*** TEXT PASSAGE ***
In [104]:
import numpy as np
import torch
import pandas as pd
import math

In [83]:
df = pd.read_csv('./data/winequality-red.csv', delimiter=';',skiprows=1, header=None)
df_input  = df.iloc[ :, :11]
df_output = df.iloc[:, -1:]

In [84]:
input_np_array = df_input.to_numpy()
output_np_array = df_output.to_numpy()

In [85]:
input_np_array

array([[ 7.4  ,  0.7  ,  0.   , ...,  3.51 ,  0.56 ,  9.4  ],
       [ 7.8  ,  0.88 ,  0.   , ...,  3.2  ,  0.68 ,  9.8  ],
       [ 7.8  ,  0.76 ,  0.04 , ...,  3.26 ,  0.65 ,  9.8  ],
       ...,
       [ 6.3  ,  0.51 ,  0.13 , ...,  3.42 ,  0.75 , 11.   ],
       [ 5.9  ,  0.645,  0.12 , ...,  3.57 ,  0.71 , 10.2  ],
       [ 6.   ,  0.31 ,  0.47 , ...,  3.39 ,  0.66 , 11.   ]])

In [86]:
output_np_array

array([[5],
       [5],
       [5],
       ...,
       [6],
       [5],
       [6]])

In [87]:
input = torch.from_numpy(input_np_array)
target = torch.from_numpy(output_np_array)

In [88]:
input

tensor([[ 7.4000,  0.7000,  0.0000,  ...,  3.5100,  0.5600,  9.4000],
        [ 7.8000,  0.8800,  0.0000,  ...,  3.2000,  0.6800,  9.8000],
        [ 7.8000,  0.7600,  0.0400,  ...,  3.2600,  0.6500,  9.8000],
        ...,
        [ 6.3000,  0.5100,  0.1300,  ...,  3.4200,  0.7500, 11.0000],
        [ 5.9000,  0.6450,  0.1200,  ...,  3.5700,  0.7100, 10.2000],
        [ 6.0000,  0.3100,  0.4700,  ...,  3.3900,  0.6600, 11.0000]],
       dtype=torch.float64)

In [89]:
target

tensor([[5],
        [5],
        [5],
        ...,
        [6],
        [5],
        [6]])

In [90]:
# weights and biases
# Y = X * W.T + b
w = torch.randn(1, 11, requires_grad=True)
b = torch.randn(1599, 1, requires_grad=True)
print(w)
print(b)

tensor([[-0.9462, -1.0668, -0.2466, -0.3592,  1.4917, -0.7217, -1.8868, -0.1667,
         -0.1316,  1.0876,  0.5102]], requires_grad=True)
tensor([[-0.3371],
        [-0.9961],
        [ 1.4825],
        ...,
        [-0.4272],
        [-0.3894],
        [ 0.1405]], requires_grad=True)


In [91]:
def lin_model(x):
    return x @ w.t() + b

In [92]:
# Generate predictions
preds = lin_model(input.float())
print(preds)
print(preds.shape)

tensor([[ -75.9696],
        [-149.4121],
        [-115.0108],
        ...,
        [ -98.2690],
        [-108.0720],
        [ -93.6967]], grad_fn=<AddBackward0>)
torch.Size([1599, 1])
*** INFORMATION SUPPLIED ***
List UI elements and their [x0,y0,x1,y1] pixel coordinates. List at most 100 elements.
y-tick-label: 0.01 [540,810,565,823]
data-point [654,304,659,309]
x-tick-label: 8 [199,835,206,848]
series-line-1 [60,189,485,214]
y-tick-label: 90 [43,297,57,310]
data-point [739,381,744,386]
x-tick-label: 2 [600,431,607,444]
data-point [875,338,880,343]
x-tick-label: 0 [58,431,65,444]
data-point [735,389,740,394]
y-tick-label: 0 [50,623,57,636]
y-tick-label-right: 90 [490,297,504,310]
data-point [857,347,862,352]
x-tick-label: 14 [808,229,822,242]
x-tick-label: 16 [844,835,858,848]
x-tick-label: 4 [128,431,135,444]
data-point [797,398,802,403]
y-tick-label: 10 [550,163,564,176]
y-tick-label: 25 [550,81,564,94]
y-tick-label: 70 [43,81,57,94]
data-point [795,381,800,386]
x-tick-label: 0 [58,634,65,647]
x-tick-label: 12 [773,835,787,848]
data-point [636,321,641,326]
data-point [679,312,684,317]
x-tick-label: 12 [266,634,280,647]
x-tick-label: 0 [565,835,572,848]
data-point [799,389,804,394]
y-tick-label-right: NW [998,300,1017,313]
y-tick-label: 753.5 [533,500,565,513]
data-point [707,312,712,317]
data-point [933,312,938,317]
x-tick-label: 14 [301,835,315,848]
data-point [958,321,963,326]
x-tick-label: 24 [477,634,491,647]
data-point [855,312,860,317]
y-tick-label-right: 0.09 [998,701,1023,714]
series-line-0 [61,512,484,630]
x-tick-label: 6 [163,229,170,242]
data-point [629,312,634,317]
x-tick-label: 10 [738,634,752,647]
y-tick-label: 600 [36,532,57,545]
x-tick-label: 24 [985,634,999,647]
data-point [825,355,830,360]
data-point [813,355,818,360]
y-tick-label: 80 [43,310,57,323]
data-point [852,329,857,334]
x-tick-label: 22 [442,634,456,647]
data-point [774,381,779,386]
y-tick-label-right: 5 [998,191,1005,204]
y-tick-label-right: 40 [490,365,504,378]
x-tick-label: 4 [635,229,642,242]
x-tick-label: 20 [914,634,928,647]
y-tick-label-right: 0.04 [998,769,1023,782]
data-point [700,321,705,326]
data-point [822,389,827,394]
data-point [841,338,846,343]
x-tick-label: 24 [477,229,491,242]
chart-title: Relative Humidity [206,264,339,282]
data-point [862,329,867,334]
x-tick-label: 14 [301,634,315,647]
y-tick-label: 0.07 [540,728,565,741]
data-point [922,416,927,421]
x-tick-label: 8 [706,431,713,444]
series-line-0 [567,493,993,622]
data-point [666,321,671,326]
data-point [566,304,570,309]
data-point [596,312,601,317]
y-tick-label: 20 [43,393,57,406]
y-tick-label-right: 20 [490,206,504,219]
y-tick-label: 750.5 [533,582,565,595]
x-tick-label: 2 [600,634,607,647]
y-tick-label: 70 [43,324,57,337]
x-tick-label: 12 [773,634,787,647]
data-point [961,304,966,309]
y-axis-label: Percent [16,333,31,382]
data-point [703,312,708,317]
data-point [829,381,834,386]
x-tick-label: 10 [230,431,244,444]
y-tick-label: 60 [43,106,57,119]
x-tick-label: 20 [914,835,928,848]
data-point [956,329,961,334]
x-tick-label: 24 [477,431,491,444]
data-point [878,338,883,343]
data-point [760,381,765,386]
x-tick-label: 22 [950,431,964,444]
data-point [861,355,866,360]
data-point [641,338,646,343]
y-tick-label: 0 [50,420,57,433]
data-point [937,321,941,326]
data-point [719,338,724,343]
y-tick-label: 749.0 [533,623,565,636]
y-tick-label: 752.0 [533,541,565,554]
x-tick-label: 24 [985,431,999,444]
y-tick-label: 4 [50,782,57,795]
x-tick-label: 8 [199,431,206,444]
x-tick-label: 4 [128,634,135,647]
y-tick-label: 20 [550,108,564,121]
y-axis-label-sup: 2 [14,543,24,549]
***
REQUIRED TASKS:
1 - Retype the wine-quality notebook, starting with "print(preds)" and going on through "[ -93.6967]], grad_fn=<AddBackward0>)".
2 - Continue the wine-quality notebook past its final output.

YOUR RESPONSES:
1 -
print(preds)
print(preds.shape)

tensor([[ -75.9696],
        [-149.4121],
        [-115.0108],
        ...,
        [ -98.2690],
        [-108.0720],
        [ -93.6967]], grad_fn=<AddBackward0>)

2 -
Predictions are way out of range

In [93]:
diff = target - preds
diff


tensor([[ 80.9696],
        [154.4121],
        [120.0108],
        ...,
        [104.2690],
        [113.0720],
        [ 99.6967]], grad_fn=<SubBackward0>)

In [95]:
diff_sq = diff * diff
diff_sq
torch.sum(diff_sq) / diff.numel()


tensor(16327.6074, grad_fn=<DivBackward0>)

In [96]:
# MSE loss
def mse(t1, t2):
    d = t1 - t2
    return torch.sum(d * d) / t1.numel()

In [98]:
loss = mse(target, preds)
print(loss)

tensor(16327.6074, grad_fn=<DivBackward0>)


In [105]:
print('sq root of loss: ', math.sqrt(loss))

sq root of loss:  127.77952661469286


each prediction is way off by nearly 127



In [106]:
# Compute gradients
loss.backward()

In [107]:
# Gradients for weights
print('w :', w)
print('w.grad :', w.grad)

w : tensor([[-0.9462, -1.0668, -0.2466, -0.3592,  1.4917, -0.7217, -1.8868, -0.1667,
         -0.1316,  1.0876,  0.5102]], requires_grad=True)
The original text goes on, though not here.